Para chegar a esse pequeno vilarejo de esqui entalhado na encosta norte do complexo montanhoso de Trialeti, é preciso serpentear por uma longa progressão de estradas vicinais, subindo mais de 1,5 quilômetro acima do nível do mar. Quando está nevando - o que acontece com frequência - a viagem da capital, Tbilisi, pode durar quase três horas.
Dodo Kumaritashvili faz a viagem de ida e volta quase todas as semanas. Sua filha teve uma menininha, então Dodo vai a Tbilisi para ajudar a tomar conta da neta. Enquanto voltava para casa em um fim de semana recente, Dodo entrou em casa e gritou "Filho, cheguei". E começou a cozinhar.
O filho de Dodo, Nodar, morreu há quatro anos, mas ela continua a fazer comida para ele todos os dias, geralmente frutas, bolo ou carne, mas nunca sopa, nem nos dias mais frios. Seu filho odiava sopa. Quando ela termina de cozinhar, leva comida ao quarto do filho, e se senta entre as fotos, troféus e pôsteres na parede. Depois de algumas horas ela recolhe a comida e dá para as crianças que vivem nas redondezas.

• MATERIAL:
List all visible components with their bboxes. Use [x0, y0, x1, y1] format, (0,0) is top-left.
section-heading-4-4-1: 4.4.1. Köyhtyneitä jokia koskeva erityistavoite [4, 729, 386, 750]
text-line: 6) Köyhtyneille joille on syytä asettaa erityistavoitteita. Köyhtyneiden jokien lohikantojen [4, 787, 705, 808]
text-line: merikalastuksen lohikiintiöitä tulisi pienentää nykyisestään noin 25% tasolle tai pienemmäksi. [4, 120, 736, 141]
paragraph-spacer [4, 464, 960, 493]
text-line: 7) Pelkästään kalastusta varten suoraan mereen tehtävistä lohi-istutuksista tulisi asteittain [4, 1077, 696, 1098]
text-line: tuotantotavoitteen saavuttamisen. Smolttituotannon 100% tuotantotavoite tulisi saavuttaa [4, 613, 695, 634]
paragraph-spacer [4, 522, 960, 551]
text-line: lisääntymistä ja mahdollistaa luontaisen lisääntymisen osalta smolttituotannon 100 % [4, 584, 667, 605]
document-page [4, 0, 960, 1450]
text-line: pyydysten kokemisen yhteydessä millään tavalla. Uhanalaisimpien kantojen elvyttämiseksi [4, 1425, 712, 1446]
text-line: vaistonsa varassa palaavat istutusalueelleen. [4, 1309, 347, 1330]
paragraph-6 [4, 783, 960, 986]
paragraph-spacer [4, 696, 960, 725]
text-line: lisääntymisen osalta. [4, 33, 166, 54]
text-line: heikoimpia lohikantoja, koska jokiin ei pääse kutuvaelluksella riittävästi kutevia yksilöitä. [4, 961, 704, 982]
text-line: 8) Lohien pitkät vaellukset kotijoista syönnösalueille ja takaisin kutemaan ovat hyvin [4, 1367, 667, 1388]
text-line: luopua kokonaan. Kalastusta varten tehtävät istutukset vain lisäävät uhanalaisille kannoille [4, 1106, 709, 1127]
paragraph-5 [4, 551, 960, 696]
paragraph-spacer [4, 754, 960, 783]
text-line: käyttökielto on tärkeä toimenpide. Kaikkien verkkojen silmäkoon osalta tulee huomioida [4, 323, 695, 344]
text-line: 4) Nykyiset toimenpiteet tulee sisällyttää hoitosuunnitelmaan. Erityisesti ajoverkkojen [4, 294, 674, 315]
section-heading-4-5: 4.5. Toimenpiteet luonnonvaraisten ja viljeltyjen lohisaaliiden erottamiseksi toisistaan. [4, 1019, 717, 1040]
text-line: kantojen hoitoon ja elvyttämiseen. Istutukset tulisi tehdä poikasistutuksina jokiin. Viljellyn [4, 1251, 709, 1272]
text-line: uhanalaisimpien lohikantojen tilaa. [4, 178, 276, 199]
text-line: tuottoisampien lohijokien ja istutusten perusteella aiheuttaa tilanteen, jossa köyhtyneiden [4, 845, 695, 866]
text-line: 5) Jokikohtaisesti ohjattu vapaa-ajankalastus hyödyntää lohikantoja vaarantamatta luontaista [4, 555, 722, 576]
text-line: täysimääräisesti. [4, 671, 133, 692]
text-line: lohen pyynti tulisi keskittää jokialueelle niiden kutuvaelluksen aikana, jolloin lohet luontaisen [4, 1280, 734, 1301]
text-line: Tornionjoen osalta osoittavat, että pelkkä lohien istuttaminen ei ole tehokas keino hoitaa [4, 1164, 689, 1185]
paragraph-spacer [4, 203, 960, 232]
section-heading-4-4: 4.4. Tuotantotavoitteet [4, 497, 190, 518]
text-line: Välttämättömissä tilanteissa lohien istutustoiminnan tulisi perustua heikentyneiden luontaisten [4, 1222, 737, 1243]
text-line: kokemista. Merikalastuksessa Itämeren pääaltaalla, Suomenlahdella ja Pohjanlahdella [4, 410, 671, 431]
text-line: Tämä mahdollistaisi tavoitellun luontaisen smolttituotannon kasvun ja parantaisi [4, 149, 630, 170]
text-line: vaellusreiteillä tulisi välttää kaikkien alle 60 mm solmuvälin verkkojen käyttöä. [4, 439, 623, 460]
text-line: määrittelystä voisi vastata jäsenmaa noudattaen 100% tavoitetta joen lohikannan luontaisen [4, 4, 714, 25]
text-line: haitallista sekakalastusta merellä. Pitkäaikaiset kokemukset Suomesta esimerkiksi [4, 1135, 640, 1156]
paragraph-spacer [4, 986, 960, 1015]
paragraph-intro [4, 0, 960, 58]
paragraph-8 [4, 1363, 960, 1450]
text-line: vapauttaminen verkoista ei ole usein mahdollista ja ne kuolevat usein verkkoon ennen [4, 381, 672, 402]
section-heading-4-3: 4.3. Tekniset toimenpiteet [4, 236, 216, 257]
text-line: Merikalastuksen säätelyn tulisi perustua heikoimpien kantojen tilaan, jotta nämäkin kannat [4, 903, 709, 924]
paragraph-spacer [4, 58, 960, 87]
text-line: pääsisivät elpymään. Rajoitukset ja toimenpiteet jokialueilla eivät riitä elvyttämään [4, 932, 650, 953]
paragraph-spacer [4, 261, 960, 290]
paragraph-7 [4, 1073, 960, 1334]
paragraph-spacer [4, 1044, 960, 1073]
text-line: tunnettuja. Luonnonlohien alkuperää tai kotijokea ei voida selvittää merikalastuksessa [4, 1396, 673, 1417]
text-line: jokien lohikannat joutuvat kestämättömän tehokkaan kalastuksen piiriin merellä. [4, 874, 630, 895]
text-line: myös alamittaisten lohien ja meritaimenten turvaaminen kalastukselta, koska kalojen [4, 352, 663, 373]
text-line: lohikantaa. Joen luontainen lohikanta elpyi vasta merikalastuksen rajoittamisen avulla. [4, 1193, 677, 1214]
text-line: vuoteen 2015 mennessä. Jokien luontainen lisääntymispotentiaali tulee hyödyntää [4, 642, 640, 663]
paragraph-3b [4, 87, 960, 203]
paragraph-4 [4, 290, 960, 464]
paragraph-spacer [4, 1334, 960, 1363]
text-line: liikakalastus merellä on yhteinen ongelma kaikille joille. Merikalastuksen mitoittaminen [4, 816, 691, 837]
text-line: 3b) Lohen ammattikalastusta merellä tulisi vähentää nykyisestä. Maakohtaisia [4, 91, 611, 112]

• TRABALHO SOLICITADO:
**1)** Liste os alimentos que, segundo o trecho sobre Dodo Kumaritashvili, ela geralmente prepara para o filho.
**2)** Transcreva sem alterações a parte do trecho que começa nas palavras "Dodo Kumaritashvili faz" e termina após "vivem nas redondezas.".
O material não tem relação alguma com o trecho.

• RESPOSTAS POR TAREFA:
**1)** Frutas, bolo e carne.

**2)**
Dodo Kumaritashvili faz a viagem de ida e volta quase todas as semanas. Sua filha teve uma menininha, então Dodo vai a Tbilisi para ajudar a tomar conta da neta. Enquanto voltava para casa em um fim de semana recente, Dodo entrou em casa e gritou "Filho, cheguei". E começou a cozinhar.
O filho de Dodo, Nodar, morreu há quatro anos, mas ela continua a fazer comida para ele todos os dias, geralmente frutas, bolo ou carne, mas nunca sopa, nem nos dias mais frios. Seu filho odiava sopa. Quando ela termina de cozinhar, leva comida ao quarto do filho, e se senta entre as fotos, troféus e pôsteres na parede. Depois de algumas horas ela recolhe a comida e dá para as crianças que vivem nas redondezas.